Can you repeat every line of this listing exactly, without changing anything?

**Supplied material**
▬▬▬▬▬▬▬▬▬▬

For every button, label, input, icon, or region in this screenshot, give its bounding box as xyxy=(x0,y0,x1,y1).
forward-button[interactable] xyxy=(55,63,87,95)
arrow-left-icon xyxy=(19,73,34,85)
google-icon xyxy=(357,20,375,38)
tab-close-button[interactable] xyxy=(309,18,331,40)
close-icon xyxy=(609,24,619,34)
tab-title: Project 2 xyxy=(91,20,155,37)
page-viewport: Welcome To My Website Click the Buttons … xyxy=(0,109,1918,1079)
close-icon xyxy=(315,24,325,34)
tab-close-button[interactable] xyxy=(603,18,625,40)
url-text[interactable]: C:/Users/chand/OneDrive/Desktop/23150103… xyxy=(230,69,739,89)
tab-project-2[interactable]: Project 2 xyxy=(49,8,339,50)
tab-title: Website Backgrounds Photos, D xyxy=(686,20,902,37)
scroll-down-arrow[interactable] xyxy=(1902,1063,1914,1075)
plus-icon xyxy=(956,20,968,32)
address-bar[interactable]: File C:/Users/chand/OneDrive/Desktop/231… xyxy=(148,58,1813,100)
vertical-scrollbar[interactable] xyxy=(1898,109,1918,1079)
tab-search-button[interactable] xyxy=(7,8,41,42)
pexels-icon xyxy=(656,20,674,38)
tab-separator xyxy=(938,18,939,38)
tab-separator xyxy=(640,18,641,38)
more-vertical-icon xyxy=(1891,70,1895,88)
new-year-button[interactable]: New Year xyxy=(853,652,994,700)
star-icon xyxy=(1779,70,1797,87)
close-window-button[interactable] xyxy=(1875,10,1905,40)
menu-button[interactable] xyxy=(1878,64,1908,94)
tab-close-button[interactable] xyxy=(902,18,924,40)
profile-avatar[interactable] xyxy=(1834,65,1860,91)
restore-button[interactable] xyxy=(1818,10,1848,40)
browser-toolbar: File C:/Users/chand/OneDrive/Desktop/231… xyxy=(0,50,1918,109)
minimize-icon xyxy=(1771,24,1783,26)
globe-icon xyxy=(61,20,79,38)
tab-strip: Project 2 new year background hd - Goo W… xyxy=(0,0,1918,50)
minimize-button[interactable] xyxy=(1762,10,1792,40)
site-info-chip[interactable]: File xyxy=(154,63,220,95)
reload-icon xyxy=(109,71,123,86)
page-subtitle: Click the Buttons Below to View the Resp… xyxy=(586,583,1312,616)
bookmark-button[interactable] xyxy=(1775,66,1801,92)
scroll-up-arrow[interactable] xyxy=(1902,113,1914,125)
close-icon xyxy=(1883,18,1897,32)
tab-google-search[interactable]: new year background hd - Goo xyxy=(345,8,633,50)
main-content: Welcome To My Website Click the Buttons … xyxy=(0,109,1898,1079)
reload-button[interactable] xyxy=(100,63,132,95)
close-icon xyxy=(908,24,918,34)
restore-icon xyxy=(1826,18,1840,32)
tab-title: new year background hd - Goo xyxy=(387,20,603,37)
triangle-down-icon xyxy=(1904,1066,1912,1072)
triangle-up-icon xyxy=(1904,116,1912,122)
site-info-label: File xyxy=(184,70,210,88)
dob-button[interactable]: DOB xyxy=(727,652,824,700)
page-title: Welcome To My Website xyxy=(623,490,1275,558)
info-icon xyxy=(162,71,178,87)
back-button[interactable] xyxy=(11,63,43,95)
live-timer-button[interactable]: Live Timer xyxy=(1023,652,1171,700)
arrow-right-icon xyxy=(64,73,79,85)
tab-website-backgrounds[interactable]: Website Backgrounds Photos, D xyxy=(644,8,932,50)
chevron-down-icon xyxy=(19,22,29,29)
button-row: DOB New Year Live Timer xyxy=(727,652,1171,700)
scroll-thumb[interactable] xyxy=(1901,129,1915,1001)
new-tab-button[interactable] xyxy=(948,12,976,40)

▬▬▬▬▬▬▬▬▬▬

**Correct response**
For every button, label, input, icon, or region in this screenshot, give its bounding box as xyxy=(x0,y0,x1,y1).
forward-button[interactable] xyxy=(55,63,87,95)
arrow-left-icon xyxy=(19,73,34,85)
google-icon xyxy=(357,20,375,38)
tab-close-button[interactable] xyxy=(309,18,331,40)
close-icon xyxy=(609,24,619,34)
tab-title: Project 2 xyxy=(91,20,155,37)
page-viewport: Welcome To My Website Click the Buttons … xyxy=(0,109,1918,1079)
close-icon xyxy=(315,24,325,34)
tab-close-button[interactable] xyxy=(603,18,625,40)
url-text[interactable]: C:/Users/chand/OneDrive/Desktop/23150103… xyxy=(230,69,739,89)
tab-project-2[interactable]: Project 2 xyxy=(49,8,339,50)
tab-title: Website Backgrounds Photos, D xyxy=(686,20,902,37)
scroll-down-arrow[interactable] xyxy=(1902,1063,1914,1075)
plus-icon xyxy=(956,20,968,32)
address-bar[interactable]: File C:/Users/chand/OneDrive/Desktop/231… xyxy=(148,58,1813,100)
vertical-scrollbar[interactable] xyxy=(1898,109,1918,1079)
tab-search-button[interactable] xyxy=(7,8,41,42)
pexels-icon xyxy=(656,20,674,38)
tab-separator xyxy=(938,18,939,38)
tab-separator xyxy=(640,18,641,38)
more-vertical-icon xyxy=(1891,70,1895,88)
new-year-button[interactable]: New Year xyxy=(853,652,994,700)
star-icon xyxy=(1779,70,1797,87)
close-window-button[interactable] xyxy=(1875,10,1905,40)
menu-button[interactable] xyxy=(1878,64,1908,94)
tab-close-button[interactable] xyxy=(902,18,924,40)
profile-avatar[interactable] xyxy=(1834,65,1860,91)
restore-button[interactable] xyxy=(1818,10,1848,40)
browser-toolbar: File C:/Users/chand/OneDrive/Desktop/231… xyxy=(0,50,1918,109)
minimize-icon xyxy=(1771,24,1783,26)
globe-icon xyxy=(61,20,79,38)
tab-strip: Project 2 new year background hd - Goo W… xyxy=(0,0,1918,50)
minimize-button[interactable] xyxy=(1762,10,1792,40)
site-info-chip[interactable]: File xyxy=(154,63,220,95)
reload-icon xyxy=(109,71,123,86)
page-subtitle: Click the Buttons Below to View the Resp… xyxy=(586,583,1312,616)
bookmark-button[interactable] xyxy=(1775,66,1801,92)
scroll-up-arrow[interactable] xyxy=(1902,113,1914,125)
close-icon xyxy=(1883,18,1897,32)
tab-google-search[interactable]: new year background hd - Goo xyxy=(345,8,633,50)
main-content: Welcome To My Website Click the Buttons … xyxy=(0,109,1898,1079)
reload-button[interactable] xyxy=(100,63,132,95)
close-icon xyxy=(908,24,918,34)
restore-icon xyxy=(1826,18,1840,32)
tab-title: new year background hd - Goo xyxy=(387,20,603,37)
triangle-down-icon xyxy=(1904,1066,1912,1072)
triangle-up-icon xyxy=(1904,116,1912,122)
site-info-label: File xyxy=(184,70,210,88)
dob-button[interactable]: DOB xyxy=(727,652,824,700)
page-title: Welcome To My Website xyxy=(623,490,1275,558)
info-icon xyxy=(162,71,178,87)
back-button[interactable] xyxy=(11,63,43,95)
live-timer-button[interactable]: Live Timer xyxy=(1023,652,1171,700)
arrow-right-icon xyxy=(64,73,79,85)
tab-website-backgrounds[interactable]: Website Backgrounds Photos, D xyxy=(644,8,932,50)
chevron-down-icon xyxy=(19,22,29,29)
button-row: DOB New Year Live Timer xyxy=(727,652,1171,700)
scroll-thumb[interactable] xyxy=(1901,129,1915,1001)
new-tab-button[interactable] xyxy=(948,12,976,40)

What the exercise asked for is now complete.